Extract the whole listing as it stands. Do not include the pictures.
begin
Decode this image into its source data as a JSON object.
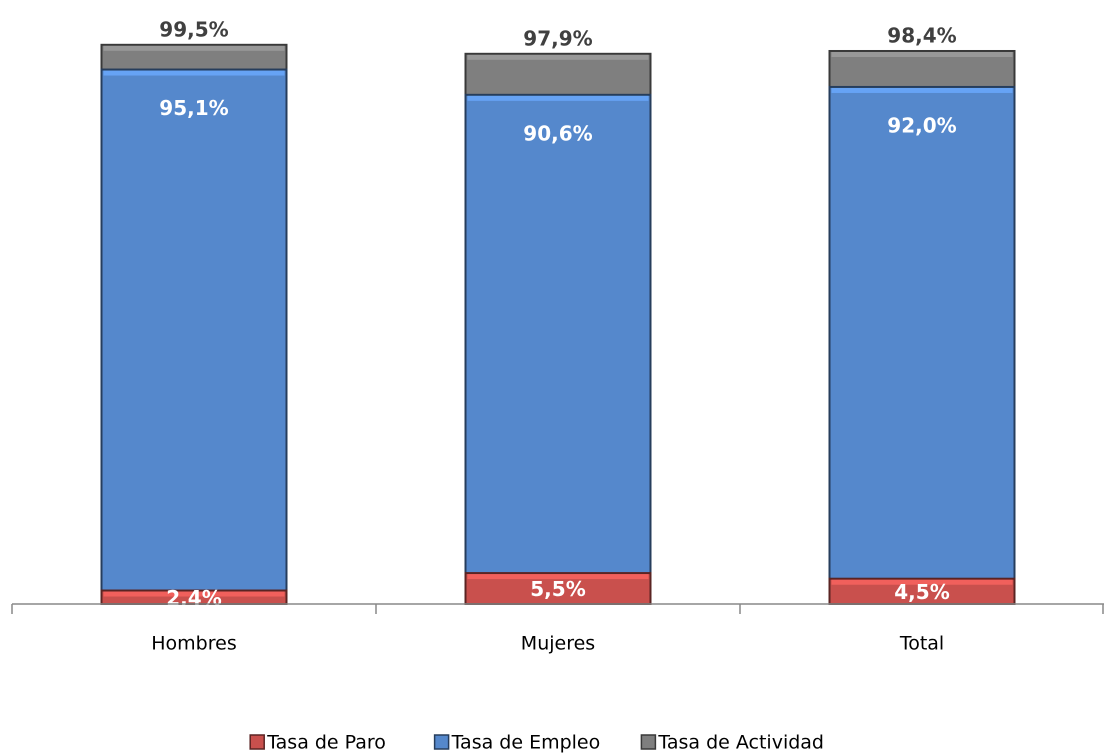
{
  "chart_data": {
    "type": "bar",
    "overlap": true,
    "categories": [
      "Hombres",
      "Mujeres",
      "Total"
    ],
    "series": [
      {
        "name": "Tasa de Actividad",
        "color": "#7f7f7f",
        "values": [
          99.5,
          97.9,
          98.4
        ],
        "value_labels": [
          "99,5%",
          "97,9%",
          "98,4%"
        ]
      },
      {
        "name": "Tasa de Empleo",
        "color": "#5588cc",
        "values": [
          95.1,
          90.6,
          92.0
        ],
        "value_labels": [
          "95,1%",
          "90,6%",
          "92,0%"
        ]
      },
      {
        "name": "Tasa de Paro",
        "color": "#c9504d",
        "values": [
          2.4,
          5.5,
          4.5
        ],
        "value_labels": [
          "2,4%",
          "5,5%",
          "4,5%"
        ]
      }
    ],
    "legend_order": [
      2,
      1,
      0
    ],
    "legend": "bottom",
    "ylim": [
      0,
      100
    ]
  }
}
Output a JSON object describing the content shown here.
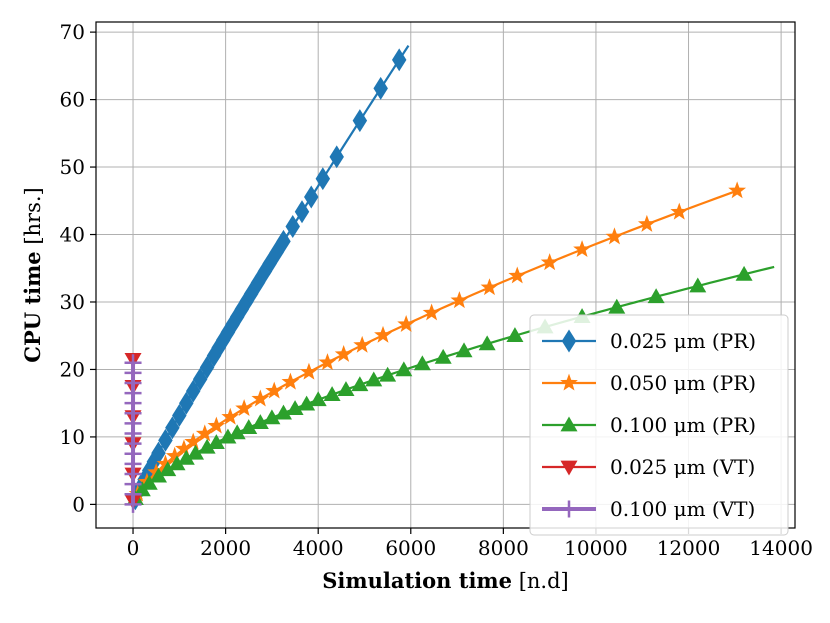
{
  "chart_data": {
    "type": "line",
    "title": "",
    "xlabel_bold": "Simulation time",
    "xlabel_unit": " [n.d]",
    "ylabel_bold": "CPU time",
    "ylabel_unit": " [hrs.]",
    "xlim": [
      -800,
      14300
    ],
    "ylim": [
      -3.5,
      71.5
    ],
    "xticks": [
      0,
      2000,
      4000,
      6000,
      8000,
      10000,
      12000,
      14000
    ],
    "xtick_labels": [
      "0",
      "2000",
      "4000",
      "6000",
      "8000",
      "10000",
      "12000",
      "14000"
    ],
    "yticks": [
      0,
      10,
      20,
      30,
      40,
      50,
      60,
      70
    ],
    "ytick_labels": [
      "0",
      "10",
      "20",
      "30",
      "40",
      "50",
      "60",
      "70"
    ],
    "grid": true,
    "legend_position": "lower-right",
    "series": [
      {
        "name": "0.025 μm (PR)",
        "color": "#1f77b4",
        "marker": "diamond",
        "x_start": 0,
        "x_end": 5950,
        "y_start": 0,
        "y_end": 68.0,
        "curve": 0.92,
        "marker_x": [
          50,
          150,
          250,
          350,
          450,
          550,
          700,
          850,
          1000,
          1150,
          1300,
          1450,
          1600,
          1750,
          1850,
          1950,
          2050,
          2150,
          2250,
          2350,
          2450,
          2550,
          2700,
          2850,
          2950,
          3100,
          3250,
          3450,
          3650,
          3850,
          4100,
          4400,
          4900,
          5350,
          5750
        ]
      },
      {
        "name": "0.050 μm (PR)",
        "color": "#ff7f0e",
        "marker": "star",
        "x_start": 0,
        "x_end": 13050,
        "y_start": 0,
        "y_end": 46.5,
        "curve": 0.7,
        "marker_x": [
          100,
          300,
          500,
          700,
          900,
          1100,
          1300,
          1550,
          1800,
          2100,
          2400,
          2750,
          3050,
          3400,
          3800,
          4200,
          4550,
          4950,
          5400,
          5900,
          6450,
          7050,
          7700,
          8300,
          9000,
          9700,
          10400,
          11100,
          11800,
          13050
        ]
      },
      {
        "name": "0.100 μm (PR)",
        "color": "#2ca02c",
        "marker": "triangle-up",
        "x_start": 0,
        "x_end": 13850,
        "y_start": 0,
        "y_end": 35.2,
        "curve": 0.66,
        "marker_x": [
          50,
          200,
          350,
          550,
          750,
          950,
          1150,
          1350,
          1600,
          1800,
          2050,
          2250,
          2500,
          2750,
          3000,
          3250,
          3500,
          3750,
          4000,
          4300,
          4600,
          4900,
          5200,
          5500,
          5850,
          6250,
          6700,
          7150,
          7650,
          8250,
          8900,
          9700,
          10450,
          11300,
          12200,
          13200
        ]
      },
      {
        "name": "0.025 μm (VT)",
        "color": "#d62728",
        "marker": "triangle-down",
        "x": 0,
        "y_values": [
          0.5,
          4.5,
          9,
          13,
          17.5,
          21.5
        ]
      },
      {
        "name": "0.100 μm (VT)",
        "color": "#9467bd",
        "marker": "plus",
        "x": 0,
        "y_values": [
          0,
          1.5,
          3,
          4.5,
          6,
          7.5,
          9,
          10.5,
          12,
          13.5,
          15,
          16.5,
          18,
          19.5,
          21
        ]
      }
    ]
  }
}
end
--- OUTPUT FOR THIS EXERCISE ---
Decode this image into its source data as a JSON object.
{
  "chart_data": {
    "type": "bar",
    "overlap": true,
    "categories": [
      "Hombres",
      "Mujeres",
      "Total"
    ],
    "series": [
      {
        "name": "Tasa de Actividad",
        "color": "#7f7f7f",
        "values": [
          99.5,
          97.9,
          98.4
        ],
        "value_labels": [
          "99,5%",
          "97,9%",
          "98,4%"
        ]
      },
      {
        "name": "Tasa de Empleo",
        "color": "#5588cc",
        "values": [
          95.1,
          90.6,
          92.0
        ],
        "value_labels": [
          "95,1%",
          "90,6%",
          "92,0%"
        ]
      },
      {
        "name": "Tasa de Paro",
        "color": "#c9504d",
        "values": [
          2.4,
          5.5,
          4.5
        ],
        "value_labels": [
          "2,4%",
          "5,5%",
          "4,5%"
        ]
      }
    ],
    "legend_order": [
      2,
      1,
      0
    ],
    "legend": "bottom",
    "ylim": [
      0,
      100
    ]
  }
}
Output a JSON object describing the content shown here.
{
  "chart_data": {
    "type": "line",
    "title": "",
    "xlabel_bold": "Simulation time",
    "xlabel_unit": " [n.d]",
    "ylabel_bold": "CPU time",
    "ylabel_unit": " [hrs.]",
    "xlim": [
      -800,
      14300
    ],
    "ylim": [
      -3.5,
      71.5
    ],
    "xticks": [
      0,
      2000,
      4000,
      6000,
      8000,
      10000,
      12000,
      14000
    ],
    "xtick_labels": [
      "0",
      "2000",
      "4000",
      "6000",
      "8000",
      "10000",
      "12000",
      "14000"
    ],
    "yticks": [
      0,
      10,
      20,
      30,
      40,
      50,
      60,
      70
    ],
    "ytick_labels": [
      "0",
      "10",
      "20",
      "30",
      "40",
      "50",
      "60",
      "70"
    ],
    "grid": true,
    "legend_position": "lower-right",
    "series": [
      {
        "name": "0.025 μm (PR)",
        "color": "#1f77b4",
        "marker": "diamond",
        "x_start": 0,
        "x_end": 5950,
        "y_start": 0,
        "y_end": 68.0,
        "curve": 0.92,
        "marker_x": [
          50,
          150,
          250,
          350,
          450,
          550,
          700,
          850,
          1000,
          1150,
          1300,
          1450,
          1600,
          1750,
          1850,
          1950,
          2050,
          2150,
          2250,
          2350,
          2450,
          2550,
          2700,
          2850,
          2950,
          3100,
          3250,
          3450,
          3650,
          3850,
          4100,
          4400,
          4900,
          5350,
          5750
        ]
      },
      {
        "name": "0.050 μm (PR)",
        "color": "#ff7f0e",
        "marker": "star",
        "x_start": 0,
        "x_end": 13050,
        "y_start": 0,
        "y_end": 46.5,
        "curve": 0.7,
        "marker_x": [
          100,
          300,
          500,
          700,
          900,
          1100,
          1300,
          1550,
          1800,
          2100,
          2400,
          2750,
          3050,
          3400,
          3800,
          4200,
          4550,
          4950,
          5400,
          5900,
          6450,
          7050,
          7700,
          8300,
          9000,
          9700,
          10400,
          11100,
          11800,
          13050
        ]
      },
      {
        "name": "0.100 μm (PR)",
        "color": "#2ca02c",
        "marker": "triangle-up",
        "x_start": 0,
        "x_end": 13850,
        "y_start": 0,
        "y_end": 35.2,
        "curve": 0.66,
        "marker_x": [
          50,
          200,
          350,
          550,
          750,
          950,
          1150,
          1350,
          1600,
          1800,
          2050,
          2250,
          2500,
          2750,
          3000,
          3250,
          3500,
          3750,
          4000,
          4300,
          4600,
          4900,
          5200,
          5500,
          5850,
          6250,
          6700,
          7150,
          7650,
          8250,
          8900,
          9700,
          10450,
          11300,
          12200,
          13200
        ]
      },
      {
        "name": "0.025 μm (VT)",
        "color": "#d62728",
        "marker": "triangle-down",
        "x": 0,
        "y_values": [
          0.5,
          4.5,
          9,
          13,
          17.5,
          21.5
        ]
      },
      {
        "name": "0.100 μm (VT)",
        "color": "#9467bd",
        "marker": "plus",
        "x": 0,
        "y_values": [
          0,
          1.5,
          3,
          4.5,
          6,
          7.5,
          9,
          10.5,
          12,
          13.5,
          15,
          16.5,
          18,
          19.5,
          21
        ]
      }
    ]
  }
}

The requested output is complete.